::: Source data :::
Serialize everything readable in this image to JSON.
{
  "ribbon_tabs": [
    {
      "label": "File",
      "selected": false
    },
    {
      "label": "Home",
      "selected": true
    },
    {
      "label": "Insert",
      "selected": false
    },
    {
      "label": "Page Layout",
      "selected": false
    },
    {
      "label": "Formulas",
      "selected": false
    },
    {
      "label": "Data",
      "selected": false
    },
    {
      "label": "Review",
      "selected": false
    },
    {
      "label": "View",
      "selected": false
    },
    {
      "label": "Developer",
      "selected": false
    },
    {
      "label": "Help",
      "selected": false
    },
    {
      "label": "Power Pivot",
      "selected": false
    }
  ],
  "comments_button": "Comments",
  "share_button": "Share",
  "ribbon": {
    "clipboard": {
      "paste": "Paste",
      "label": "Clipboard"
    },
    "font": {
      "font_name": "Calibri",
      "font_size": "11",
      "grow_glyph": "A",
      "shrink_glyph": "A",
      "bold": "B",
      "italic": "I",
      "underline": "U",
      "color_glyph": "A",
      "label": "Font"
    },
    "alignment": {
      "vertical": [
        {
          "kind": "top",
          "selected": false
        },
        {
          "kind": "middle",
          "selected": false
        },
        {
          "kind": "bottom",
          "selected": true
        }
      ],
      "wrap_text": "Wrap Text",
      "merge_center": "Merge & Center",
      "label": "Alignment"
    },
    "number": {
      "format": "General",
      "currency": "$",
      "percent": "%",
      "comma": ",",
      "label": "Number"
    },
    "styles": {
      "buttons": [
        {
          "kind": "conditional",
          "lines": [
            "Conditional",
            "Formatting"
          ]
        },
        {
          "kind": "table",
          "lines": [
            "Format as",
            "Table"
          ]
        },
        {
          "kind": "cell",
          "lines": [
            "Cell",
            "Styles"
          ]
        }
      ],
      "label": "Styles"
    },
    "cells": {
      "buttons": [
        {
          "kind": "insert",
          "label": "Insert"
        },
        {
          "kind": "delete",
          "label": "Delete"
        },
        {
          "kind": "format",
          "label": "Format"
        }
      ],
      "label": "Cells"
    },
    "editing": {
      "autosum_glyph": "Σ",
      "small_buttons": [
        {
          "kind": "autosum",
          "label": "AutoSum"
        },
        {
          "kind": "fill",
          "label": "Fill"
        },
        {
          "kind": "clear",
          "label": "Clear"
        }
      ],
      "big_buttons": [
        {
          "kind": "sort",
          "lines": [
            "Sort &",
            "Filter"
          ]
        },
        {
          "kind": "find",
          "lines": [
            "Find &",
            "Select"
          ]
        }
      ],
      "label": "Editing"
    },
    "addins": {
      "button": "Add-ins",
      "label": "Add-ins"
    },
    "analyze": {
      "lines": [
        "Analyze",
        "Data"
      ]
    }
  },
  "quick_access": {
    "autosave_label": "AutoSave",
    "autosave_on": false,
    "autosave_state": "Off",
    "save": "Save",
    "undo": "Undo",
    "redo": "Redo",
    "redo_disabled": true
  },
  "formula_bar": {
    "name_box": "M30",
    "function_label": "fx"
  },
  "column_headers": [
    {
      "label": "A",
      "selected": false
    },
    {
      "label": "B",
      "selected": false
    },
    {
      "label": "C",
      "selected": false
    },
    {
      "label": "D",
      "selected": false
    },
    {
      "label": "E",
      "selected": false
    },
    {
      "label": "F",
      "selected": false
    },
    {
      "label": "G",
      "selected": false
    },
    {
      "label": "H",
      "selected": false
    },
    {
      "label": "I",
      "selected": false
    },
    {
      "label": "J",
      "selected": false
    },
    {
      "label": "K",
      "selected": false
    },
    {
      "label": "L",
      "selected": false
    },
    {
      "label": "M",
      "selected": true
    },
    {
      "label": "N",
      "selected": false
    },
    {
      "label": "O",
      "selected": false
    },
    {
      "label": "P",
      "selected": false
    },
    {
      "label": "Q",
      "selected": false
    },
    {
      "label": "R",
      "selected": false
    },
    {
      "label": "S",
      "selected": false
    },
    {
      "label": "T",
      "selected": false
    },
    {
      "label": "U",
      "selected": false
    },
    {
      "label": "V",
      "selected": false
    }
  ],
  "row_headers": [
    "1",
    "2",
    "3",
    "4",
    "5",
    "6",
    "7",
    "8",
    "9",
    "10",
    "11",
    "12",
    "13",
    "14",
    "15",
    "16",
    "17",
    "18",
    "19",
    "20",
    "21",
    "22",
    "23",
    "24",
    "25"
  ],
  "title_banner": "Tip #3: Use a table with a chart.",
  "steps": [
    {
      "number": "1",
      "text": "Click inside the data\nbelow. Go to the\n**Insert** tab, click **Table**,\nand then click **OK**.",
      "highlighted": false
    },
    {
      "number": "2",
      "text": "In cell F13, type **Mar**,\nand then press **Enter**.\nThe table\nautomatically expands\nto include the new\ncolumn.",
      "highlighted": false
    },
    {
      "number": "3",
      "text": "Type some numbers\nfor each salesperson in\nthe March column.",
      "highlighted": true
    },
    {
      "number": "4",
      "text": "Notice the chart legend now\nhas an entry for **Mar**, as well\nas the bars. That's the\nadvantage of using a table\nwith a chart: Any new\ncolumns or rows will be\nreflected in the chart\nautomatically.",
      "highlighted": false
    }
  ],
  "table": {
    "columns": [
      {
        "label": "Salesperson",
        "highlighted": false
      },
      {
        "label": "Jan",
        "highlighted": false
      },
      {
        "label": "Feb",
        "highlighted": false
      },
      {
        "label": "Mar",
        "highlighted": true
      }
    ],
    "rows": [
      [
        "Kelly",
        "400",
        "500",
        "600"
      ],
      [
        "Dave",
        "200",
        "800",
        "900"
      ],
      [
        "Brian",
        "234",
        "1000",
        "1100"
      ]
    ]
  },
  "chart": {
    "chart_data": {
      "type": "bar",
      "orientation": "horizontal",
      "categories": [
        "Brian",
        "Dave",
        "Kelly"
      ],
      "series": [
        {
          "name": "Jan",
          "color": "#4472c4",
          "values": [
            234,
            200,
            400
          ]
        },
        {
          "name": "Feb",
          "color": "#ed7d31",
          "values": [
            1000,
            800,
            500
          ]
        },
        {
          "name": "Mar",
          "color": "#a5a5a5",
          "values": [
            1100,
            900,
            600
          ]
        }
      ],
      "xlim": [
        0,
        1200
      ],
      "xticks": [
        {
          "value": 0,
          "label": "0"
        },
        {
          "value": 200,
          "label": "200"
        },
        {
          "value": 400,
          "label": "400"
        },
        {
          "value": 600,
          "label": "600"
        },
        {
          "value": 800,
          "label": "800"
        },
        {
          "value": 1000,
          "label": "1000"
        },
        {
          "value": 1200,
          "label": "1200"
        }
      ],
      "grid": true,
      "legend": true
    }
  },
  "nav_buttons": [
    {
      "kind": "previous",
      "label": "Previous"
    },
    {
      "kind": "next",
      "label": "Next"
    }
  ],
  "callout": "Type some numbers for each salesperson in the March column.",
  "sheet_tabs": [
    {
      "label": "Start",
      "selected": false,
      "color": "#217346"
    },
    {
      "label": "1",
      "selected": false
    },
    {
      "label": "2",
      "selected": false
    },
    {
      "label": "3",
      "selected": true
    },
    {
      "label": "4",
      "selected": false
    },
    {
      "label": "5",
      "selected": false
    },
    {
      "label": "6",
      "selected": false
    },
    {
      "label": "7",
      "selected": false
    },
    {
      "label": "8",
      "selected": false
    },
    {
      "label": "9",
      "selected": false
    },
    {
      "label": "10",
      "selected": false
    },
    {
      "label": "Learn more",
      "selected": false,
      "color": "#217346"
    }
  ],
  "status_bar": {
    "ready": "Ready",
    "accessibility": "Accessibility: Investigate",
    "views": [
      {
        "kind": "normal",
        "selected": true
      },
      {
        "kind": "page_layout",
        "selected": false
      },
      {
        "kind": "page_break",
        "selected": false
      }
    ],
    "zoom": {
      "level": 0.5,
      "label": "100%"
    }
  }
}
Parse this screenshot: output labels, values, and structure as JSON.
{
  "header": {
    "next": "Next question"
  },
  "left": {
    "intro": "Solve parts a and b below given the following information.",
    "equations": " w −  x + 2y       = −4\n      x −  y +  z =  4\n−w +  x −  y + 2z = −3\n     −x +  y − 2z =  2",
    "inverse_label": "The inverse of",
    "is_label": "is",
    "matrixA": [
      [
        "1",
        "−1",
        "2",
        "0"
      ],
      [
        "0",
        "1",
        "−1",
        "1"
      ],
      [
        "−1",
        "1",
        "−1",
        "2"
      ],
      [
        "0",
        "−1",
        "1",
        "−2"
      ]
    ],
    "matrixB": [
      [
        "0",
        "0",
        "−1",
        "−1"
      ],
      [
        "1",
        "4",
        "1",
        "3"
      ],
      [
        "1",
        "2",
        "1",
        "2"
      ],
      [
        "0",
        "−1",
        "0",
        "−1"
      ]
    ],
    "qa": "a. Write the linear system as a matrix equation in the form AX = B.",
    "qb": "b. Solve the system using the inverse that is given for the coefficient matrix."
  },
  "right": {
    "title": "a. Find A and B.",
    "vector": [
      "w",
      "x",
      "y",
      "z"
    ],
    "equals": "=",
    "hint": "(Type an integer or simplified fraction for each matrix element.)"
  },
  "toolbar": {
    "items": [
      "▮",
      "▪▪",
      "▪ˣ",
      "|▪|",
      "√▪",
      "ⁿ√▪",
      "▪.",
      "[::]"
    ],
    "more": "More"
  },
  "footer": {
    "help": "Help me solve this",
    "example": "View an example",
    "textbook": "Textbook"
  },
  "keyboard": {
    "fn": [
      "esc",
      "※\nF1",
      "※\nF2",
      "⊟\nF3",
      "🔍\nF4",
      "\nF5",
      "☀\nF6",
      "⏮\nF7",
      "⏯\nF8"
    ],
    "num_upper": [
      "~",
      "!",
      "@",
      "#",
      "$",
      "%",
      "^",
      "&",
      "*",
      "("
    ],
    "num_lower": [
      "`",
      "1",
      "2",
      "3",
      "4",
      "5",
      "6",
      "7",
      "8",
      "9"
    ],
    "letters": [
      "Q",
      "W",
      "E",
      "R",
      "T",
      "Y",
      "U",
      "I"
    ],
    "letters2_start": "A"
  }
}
:::
▶ _Requirement_
Locate all lines in the listing above with the word "given". Copy them.

▶ _Finished task_
    "intro": "Solve parts a and b below given the following information.",
    "qb": "b. Solve the system using the inverse that is given for the coefficient matrix."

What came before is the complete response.